[RECORDS PROVIDED start]

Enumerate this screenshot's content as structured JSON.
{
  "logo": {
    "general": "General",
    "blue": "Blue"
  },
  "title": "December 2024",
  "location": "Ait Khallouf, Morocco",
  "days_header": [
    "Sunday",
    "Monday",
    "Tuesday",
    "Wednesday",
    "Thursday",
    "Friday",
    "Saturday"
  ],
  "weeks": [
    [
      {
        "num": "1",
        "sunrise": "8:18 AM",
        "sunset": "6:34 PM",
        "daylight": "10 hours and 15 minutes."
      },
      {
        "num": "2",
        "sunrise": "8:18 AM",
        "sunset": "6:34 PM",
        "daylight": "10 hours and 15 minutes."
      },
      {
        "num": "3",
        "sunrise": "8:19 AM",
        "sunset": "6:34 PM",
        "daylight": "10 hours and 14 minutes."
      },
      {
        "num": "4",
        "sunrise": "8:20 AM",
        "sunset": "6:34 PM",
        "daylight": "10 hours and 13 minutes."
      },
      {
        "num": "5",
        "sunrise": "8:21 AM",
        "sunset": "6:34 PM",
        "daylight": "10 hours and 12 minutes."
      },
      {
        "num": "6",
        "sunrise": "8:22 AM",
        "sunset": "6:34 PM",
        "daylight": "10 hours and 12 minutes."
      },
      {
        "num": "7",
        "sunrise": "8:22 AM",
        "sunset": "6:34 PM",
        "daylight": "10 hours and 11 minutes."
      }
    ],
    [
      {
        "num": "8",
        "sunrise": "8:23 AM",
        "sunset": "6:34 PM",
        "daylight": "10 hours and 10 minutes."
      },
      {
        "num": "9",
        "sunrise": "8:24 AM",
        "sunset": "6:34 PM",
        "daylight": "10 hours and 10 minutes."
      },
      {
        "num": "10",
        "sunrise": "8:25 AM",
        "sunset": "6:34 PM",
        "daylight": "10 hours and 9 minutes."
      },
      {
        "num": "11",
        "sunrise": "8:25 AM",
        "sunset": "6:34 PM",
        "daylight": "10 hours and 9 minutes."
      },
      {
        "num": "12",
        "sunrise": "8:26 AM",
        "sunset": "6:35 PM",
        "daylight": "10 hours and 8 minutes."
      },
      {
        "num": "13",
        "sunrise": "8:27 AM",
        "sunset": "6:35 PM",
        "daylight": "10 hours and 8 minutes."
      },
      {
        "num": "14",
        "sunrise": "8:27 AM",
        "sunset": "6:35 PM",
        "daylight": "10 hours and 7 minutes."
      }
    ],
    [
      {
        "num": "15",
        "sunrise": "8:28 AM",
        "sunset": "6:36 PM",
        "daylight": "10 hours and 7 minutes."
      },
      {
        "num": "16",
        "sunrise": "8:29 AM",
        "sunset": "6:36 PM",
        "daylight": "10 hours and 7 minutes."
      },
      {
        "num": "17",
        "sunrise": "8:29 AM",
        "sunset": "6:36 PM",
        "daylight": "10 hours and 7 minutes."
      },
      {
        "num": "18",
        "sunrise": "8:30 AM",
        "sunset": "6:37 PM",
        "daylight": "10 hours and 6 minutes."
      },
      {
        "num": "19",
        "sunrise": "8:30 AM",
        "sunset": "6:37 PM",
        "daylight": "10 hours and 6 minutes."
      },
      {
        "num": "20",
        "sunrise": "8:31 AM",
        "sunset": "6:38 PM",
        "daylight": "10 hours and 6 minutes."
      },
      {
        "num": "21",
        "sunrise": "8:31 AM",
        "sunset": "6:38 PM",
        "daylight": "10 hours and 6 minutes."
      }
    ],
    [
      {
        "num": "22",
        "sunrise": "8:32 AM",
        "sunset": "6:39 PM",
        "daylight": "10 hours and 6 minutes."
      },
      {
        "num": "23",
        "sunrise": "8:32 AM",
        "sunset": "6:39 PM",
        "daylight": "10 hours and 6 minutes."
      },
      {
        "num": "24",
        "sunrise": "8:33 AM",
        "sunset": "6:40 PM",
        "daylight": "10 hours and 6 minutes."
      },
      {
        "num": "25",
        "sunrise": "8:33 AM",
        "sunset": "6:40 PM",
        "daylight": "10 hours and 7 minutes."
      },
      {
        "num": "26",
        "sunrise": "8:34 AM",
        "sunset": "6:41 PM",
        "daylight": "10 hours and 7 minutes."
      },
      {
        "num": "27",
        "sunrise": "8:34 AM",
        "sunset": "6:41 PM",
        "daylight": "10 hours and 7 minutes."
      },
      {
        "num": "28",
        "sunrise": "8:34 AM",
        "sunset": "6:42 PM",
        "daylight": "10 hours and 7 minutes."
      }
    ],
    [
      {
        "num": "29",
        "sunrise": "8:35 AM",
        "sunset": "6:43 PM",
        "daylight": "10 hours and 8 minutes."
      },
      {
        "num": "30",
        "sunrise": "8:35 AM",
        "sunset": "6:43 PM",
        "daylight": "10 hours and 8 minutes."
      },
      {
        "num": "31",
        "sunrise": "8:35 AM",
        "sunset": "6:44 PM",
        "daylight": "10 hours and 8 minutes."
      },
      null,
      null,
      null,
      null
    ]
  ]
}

[RECORDS PROVIDED end]

BRIEF: Return the entries above exactly, each one complete.

FULL ANSWER:
Enumerate this screenshot's content as structured JSON.
{
  "logo": {
    "general": "General",
    "blue": "Blue"
  },
  "title": "December 2024",
  "location": "Ait Khallouf, Morocco",
  "days_header": [
    "Sunday",
    "Monday",
    "Tuesday",
    "Wednesday",
    "Thursday",
    "Friday",
    "Saturday"
  ],
  "weeks": [
    [
      {
        "num": "1",
        "sunrise": "8:18 AM",
        "sunset": "6:34 PM",
        "daylight": "10 hours and 15 minutes."
      },
      {
        "num": "2",
        "sunrise": "8:18 AM",
        "sunset": "6:34 PM",
        "daylight": "10 hours and 15 minutes."
      },
      {
        "num": "3",
        "sunrise": "8:19 AM",
        "sunset": "6:34 PM",
        "daylight": "10 hours and 14 minutes."
      },
      {
        "num": "4",
        "sunrise": "8:20 AM",
        "sunset": "6:34 PM",
        "daylight": "10 hours and 13 minutes."
      },
      {
        "num": "5",
        "sunrise": "8:21 AM",
        "sunset": "6:34 PM",
        "daylight": "10 hours and 12 minutes."
      },
      {
        "num": "6",
        "sunrise": "8:22 AM",
        "sunset": "6:34 PM",
        "daylight": "10 hours and 12 minutes."
      },
      {
        "num": "7",
        "sunrise": "8:22 AM",
        "sunset": "6:34 PM",
        "daylight": "10 hours and 11 minutes."
      }
    ],
    [
      {
        "num": "8",
        "sunrise": "8:23 AM",
        "sunset": "6:34 PM",
        "daylight": "10 hours and 10 minutes."
      },
      {
        "num": "9",
        "sunrise": "8:24 AM",
        "sunset": "6:34 PM",
        "daylight": "10 hours and 10 minutes."
      },
      {
        "num": "10",
        "sunrise": "8:25 AM",
        "sunset": "6:34 PM",
        "daylight": "10 hours and 9 minutes."
      },
      {
        "num": "11",
        "sunrise": "8:25 AM",
        "sunset": "6:34 PM",
        "daylight": "10 hours and 9 minutes."
      },
      {
        "num": "12",
        "sunrise": "8:26 AM",
        "sunset": "6:35 PM",
        "daylight": "10 hours and 8 minutes."
      },
      {
        "num": "13",
        "sunrise": "8:27 AM",
        "sunset": "6:35 PM",
        "daylight": "10 hours and 8 minutes."
      },
      {
        "num": "14",
        "sunrise": "8:27 AM",
        "sunset": "6:35 PM",
        "daylight": "10 hours and 7 minutes."
      }
    ],
    [
      {
        "num": "15",
        "sunrise": "8:28 AM",
        "sunset": "6:36 PM",
        "daylight": "10 hours and 7 minutes."
      },
      {
        "num": "16",
        "sunrise": "8:29 AM",
        "sunset": "6:36 PM",
        "daylight": "10 hours and 7 minutes."
      },
      {
        "num": "17",
        "sunrise": "8:29 AM",
        "sunset": "6:36 PM",
        "daylight": "10 hours and 7 minutes."
      },
      {
        "num": "18",
        "sunrise": "8:30 AM",
        "sunset": "6:37 PM",
        "daylight": "10 hours and 6 minutes."
      },
      {
        "num": "19",
        "sunrise": "8:30 AM",
        "sunset": "6:37 PM",
        "daylight": "10 hours and 6 minutes."
      },
      {
        "num": "20",
        "sunrise": "8:31 AM",
        "sunset": "6:38 PM",
        "daylight": "10 hours and 6 minutes."
      },
      {
        "num": "21",
        "sunrise": "8:31 AM",
        "sunset": "6:38 PM",
        "daylight": "10 hours and 6 minutes."
      }
    ],
    [
      {
        "num": "22",
        "sunrise": "8:32 AM",
        "sunset": "6:39 PM",
        "daylight": "10 hours and 6 minutes."
      },
      {
        "num": "23",
        "sunrise": "8:32 AM",
        "sunset": "6:39 PM",
        "daylight": "10 hours and 6 minutes."
      },
      {
        "num": "24",
        "sunrise": "8:33 AM",
        "sunset": "6:40 PM",
        "daylight": "10 hours and 6 minutes."
      },
      {
        "num": "25",
        "sunrise": "8:33 AM",
        "sunset": "6:40 PM",
        "daylight": "10 hours and 7 minutes."
      },
      {
        "num": "26",
        "sunrise": "8:34 AM",
        "sunset": "6:41 PM",
        "daylight": "10 hours and 7 minutes."
      },
      {
        "num": "27",
        "sunrise": "8:34 AM",
        "sunset": "6:41 PM",
        "daylight": "10 hours and 7 minutes."
      },
      {
        "num": "28",
        "sunrise": "8:34 AM",
        "sunset": "6:42 PM",
        "daylight": "10 hours and 7 minutes."
      }
    ],
    [
      {
        "num": "29",
        "sunrise": "8:35 AM",
        "sunset": "6:43 PM",
        "daylight": "10 hours and 8 minutes."
      },
      {
        "num": "30",
        "sunrise": "8:35 AM",
        "sunset": "6:43 PM",
        "daylight": "10 hours and 8 minutes."
      },
      {
        "num": "31",
        "sunrise": "8:35 AM",
        "sunset": "6:44 PM",
        "daylight": "10 hours and 8 minutes."
      },
      null,
      null,
      null,
      null
    ]
  ]
}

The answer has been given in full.